THE REQUEST
From the listing below, extract each entry exactly as written, minus the images.

SUPPLIED INFORMATION
● ● ● ●

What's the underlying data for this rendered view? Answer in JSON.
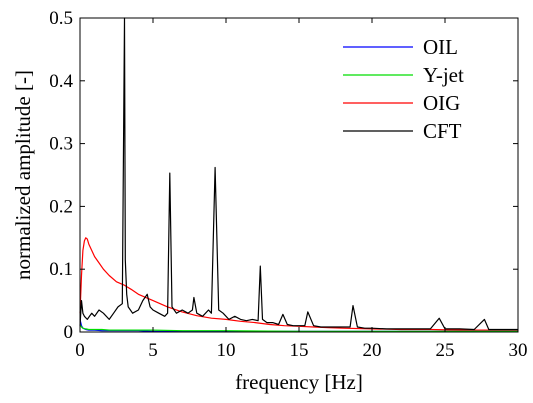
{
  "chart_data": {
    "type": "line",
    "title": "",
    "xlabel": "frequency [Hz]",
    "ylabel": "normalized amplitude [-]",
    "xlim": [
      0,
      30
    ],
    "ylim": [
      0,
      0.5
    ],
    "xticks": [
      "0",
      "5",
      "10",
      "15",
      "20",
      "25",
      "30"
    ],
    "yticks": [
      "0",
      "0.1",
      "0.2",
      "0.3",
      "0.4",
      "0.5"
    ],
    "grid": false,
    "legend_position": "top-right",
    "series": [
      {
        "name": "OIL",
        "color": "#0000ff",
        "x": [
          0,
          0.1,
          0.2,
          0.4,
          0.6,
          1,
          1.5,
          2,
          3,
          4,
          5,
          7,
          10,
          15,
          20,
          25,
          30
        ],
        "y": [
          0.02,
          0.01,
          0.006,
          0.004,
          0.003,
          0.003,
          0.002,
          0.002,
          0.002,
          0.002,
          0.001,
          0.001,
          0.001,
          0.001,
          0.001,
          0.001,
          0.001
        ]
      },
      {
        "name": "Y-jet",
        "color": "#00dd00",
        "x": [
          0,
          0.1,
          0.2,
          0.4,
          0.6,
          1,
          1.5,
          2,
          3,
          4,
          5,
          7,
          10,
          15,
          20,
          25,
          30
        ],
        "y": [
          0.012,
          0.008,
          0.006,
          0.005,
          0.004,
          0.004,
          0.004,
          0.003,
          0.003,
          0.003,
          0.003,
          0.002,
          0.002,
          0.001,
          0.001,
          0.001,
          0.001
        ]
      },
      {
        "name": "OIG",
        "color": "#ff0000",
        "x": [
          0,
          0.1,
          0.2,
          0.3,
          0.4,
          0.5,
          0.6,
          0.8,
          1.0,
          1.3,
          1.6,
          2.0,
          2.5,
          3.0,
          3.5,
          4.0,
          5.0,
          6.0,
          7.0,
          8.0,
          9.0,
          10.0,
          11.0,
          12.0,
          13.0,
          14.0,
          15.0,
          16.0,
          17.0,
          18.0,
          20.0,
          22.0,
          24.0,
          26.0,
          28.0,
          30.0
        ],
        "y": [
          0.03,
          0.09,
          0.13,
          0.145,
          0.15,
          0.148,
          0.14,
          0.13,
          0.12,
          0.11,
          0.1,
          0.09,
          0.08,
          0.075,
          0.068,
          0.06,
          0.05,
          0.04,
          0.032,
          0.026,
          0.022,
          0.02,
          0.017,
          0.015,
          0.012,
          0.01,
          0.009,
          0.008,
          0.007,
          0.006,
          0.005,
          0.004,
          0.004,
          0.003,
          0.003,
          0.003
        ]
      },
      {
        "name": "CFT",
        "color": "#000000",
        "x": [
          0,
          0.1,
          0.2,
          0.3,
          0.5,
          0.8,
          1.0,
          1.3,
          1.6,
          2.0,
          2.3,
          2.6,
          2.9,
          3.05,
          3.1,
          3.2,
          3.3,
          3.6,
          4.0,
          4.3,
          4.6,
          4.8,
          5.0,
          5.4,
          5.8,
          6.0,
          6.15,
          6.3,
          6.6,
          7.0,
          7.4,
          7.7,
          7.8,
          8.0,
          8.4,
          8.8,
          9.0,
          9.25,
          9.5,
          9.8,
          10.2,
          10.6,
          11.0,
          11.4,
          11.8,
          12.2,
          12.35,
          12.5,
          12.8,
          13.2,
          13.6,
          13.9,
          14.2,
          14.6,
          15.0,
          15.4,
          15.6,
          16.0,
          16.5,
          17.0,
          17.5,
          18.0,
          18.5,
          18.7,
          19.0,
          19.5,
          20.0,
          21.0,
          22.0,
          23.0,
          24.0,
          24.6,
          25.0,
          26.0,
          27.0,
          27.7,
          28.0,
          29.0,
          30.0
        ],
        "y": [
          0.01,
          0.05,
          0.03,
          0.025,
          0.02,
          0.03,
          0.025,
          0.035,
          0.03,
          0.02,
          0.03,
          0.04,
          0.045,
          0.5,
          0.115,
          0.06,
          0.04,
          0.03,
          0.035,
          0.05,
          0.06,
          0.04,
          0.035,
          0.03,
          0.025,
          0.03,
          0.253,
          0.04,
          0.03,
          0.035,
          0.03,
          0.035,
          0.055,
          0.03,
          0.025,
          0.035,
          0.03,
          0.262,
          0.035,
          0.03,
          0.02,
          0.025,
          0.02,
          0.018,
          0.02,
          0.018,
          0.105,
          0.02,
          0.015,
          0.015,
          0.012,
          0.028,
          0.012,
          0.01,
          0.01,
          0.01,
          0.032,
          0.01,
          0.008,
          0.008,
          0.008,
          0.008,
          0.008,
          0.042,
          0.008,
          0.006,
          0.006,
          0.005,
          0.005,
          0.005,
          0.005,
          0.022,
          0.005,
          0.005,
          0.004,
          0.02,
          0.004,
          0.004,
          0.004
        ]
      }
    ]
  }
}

● ● ● ●

TASK RESULT
What's the underlying data for this rendered view? Answer in JSON.
{
  "chart_data": {
    "type": "line",
    "title": "",
    "xlabel": "frequency [Hz]",
    "ylabel": "normalized amplitude [-]",
    "xlim": [
      0,
      30
    ],
    "ylim": [
      0,
      0.5
    ],
    "xticks": [
      "0",
      "5",
      "10",
      "15",
      "20",
      "25",
      "30"
    ],
    "yticks": [
      "0",
      "0.1",
      "0.2",
      "0.3",
      "0.4",
      "0.5"
    ],
    "grid": false,
    "legend_position": "top-right",
    "series": [
      {
        "name": "OIL",
        "color": "#0000ff",
        "x": [
          0,
          0.1,
          0.2,
          0.4,
          0.6,
          1,
          1.5,
          2,
          3,
          4,
          5,
          7,
          10,
          15,
          20,
          25,
          30
        ],
        "y": [
          0.02,
          0.01,
          0.006,
          0.004,
          0.003,
          0.003,
          0.002,
          0.002,
          0.002,
          0.002,
          0.001,
          0.001,
          0.001,
          0.001,
          0.001,
          0.001,
          0.001
        ]
      },
      {
        "name": "Y-jet",
        "color": "#00dd00",
        "x": [
          0,
          0.1,
          0.2,
          0.4,
          0.6,
          1,
          1.5,
          2,
          3,
          4,
          5,
          7,
          10,
          15,
          20,
          25,
          30
        ],
        "y": [
          0.012,
          0.008,
          0.006,
          0.005,
          0.004,
          0.004,
          0.004,
          0.003,
          0.003,
          0.003,
          0.003,
          0.002,
          0.002,
          0.001,
          0.001,
          0.001,
          0.001
        ]
      },
      {
        "name": "OIG",
        "color": "#ff0000",
        "x": [
          0,
          0.1,
          0.2,
          0.3,
          0.4,
          0.5,
          0.6,
          0.8,
          1.0,
          1.3,
          1.6,
          2.0,
          2.5,
          3.0,
          3.5,
          4.0,
          5.0,
          6.0,
          7.0,
          8.0,
          9.0,
          10.0,
          11.0,
          12.0,
          13.0,
          14.0,
          15.0,
          16.0,
          17.0,
          18.0,
          20.0,
          22.0,
          24.0,
          26.0,
          28.0,
          30.0
        ],
        "y": [
          0.03,
          0.09,
          0.13,
          0.145,
          0.15,
          0.148,
          0.14,
          0.13,
          0.12,
          0.11,
          0.1,
          0.09,
          0.08,
          0.075,
          0.068,
          0.06,
          0.05,
          0.04,
          0.032,
          0.026,
          0.022,
          0.02,
          0.017,
          0.015,
          0.012,
          0.01,
          0.009,
          0.008,
          0.007,
          0.006,
          0.005,
          0.004,
          0.004,
          0.003,
          0.003,
          0.003
        ]
      },
      {
        "name": "CFT",
        "color": "#000000",
        "x": [
          0,
          0.1,
          0.2,
          0.3,
          0.5,
          0.8,
          1.0,
          1.3,
          1.6,
          2.0,
          2.3,
          2.6,
          2.9,
          3.05,
          3.1,
          3.2,
          3.3,
          3.6,
          4.0,
          4.3,
          4.6,
          4.8,
          5.0,
          5.4,
          5.8,
          6.0,
          6.15,
          6.3,
          6.6,
          7.0,
          7.4,
          7.7,
          7.8,
          8.0,
          8.4,
          8.8,
          9.0,
          9.25,
          9.5,
          9.8,
          10.2,
          10.6,
          11.0,
          11.4,
          11.8,
          12.2,
          12.35,
          12.5,
          12.8,
          13.2,
          13.6,
          13.9,
          14.2,
          14.6,
          15.0,
          15.4,
          15.6,
          16.0,
          16.5,
          17.0,
          17.5,
          18.0,
          18.5,
          18.7,
          19.0,
          19.5,
          20.0,
          21.0,
          22.0,
          23.0,
          24.0,
          24.6,
          25.0,
          26.0,
          27.0,
          27.7,
          28.0,
          29.0,
          30.0
        ],
        "y": [
          0.01,
          0.05,
          0.03,
          0.025,
          0.02,
          0.03,
          0.025,
          0.035,
          0.03,
          0.02,
          0.03,
          0.04,
          0.045,
          0.5,
          0.115,
          0.06,
          0.04,
          0.03,
          0.035,
          0.05,
          0.06,
          0.04,
          0.035,
          0.03,
          0.025,
          0.03,
          0.253,
          0.04,
          0.03,
          0.035,
          0.03,
          0.035,
          0.055,
          0.03,
          0.025,
          0.035,
          0.03,
          0.262,
          0.035,
          0.03,
          0.02,
          0.025,
          0.02,
          0.018,
          0.02,
          0.018,
          0.105,
          0.02,
          0.015,
          0.015,
          0.012,
          0.028,
          0.012,
          0.01,
          0.01,
          0.01,
          0.032,
          0.01,
          0.008,
          0.008,
          0.008,
          0.008,
          0.008,
          0.042,
          0.008,
          0.006,
          0.006,
          0.005,
          0.005,
          0.005,
          0.005,
          0.022,
          0.005,
          0.005,
          0.004,
          0.02,
          0.004,
          0.004,
          0.004
        ]
      }
    ]
  }
}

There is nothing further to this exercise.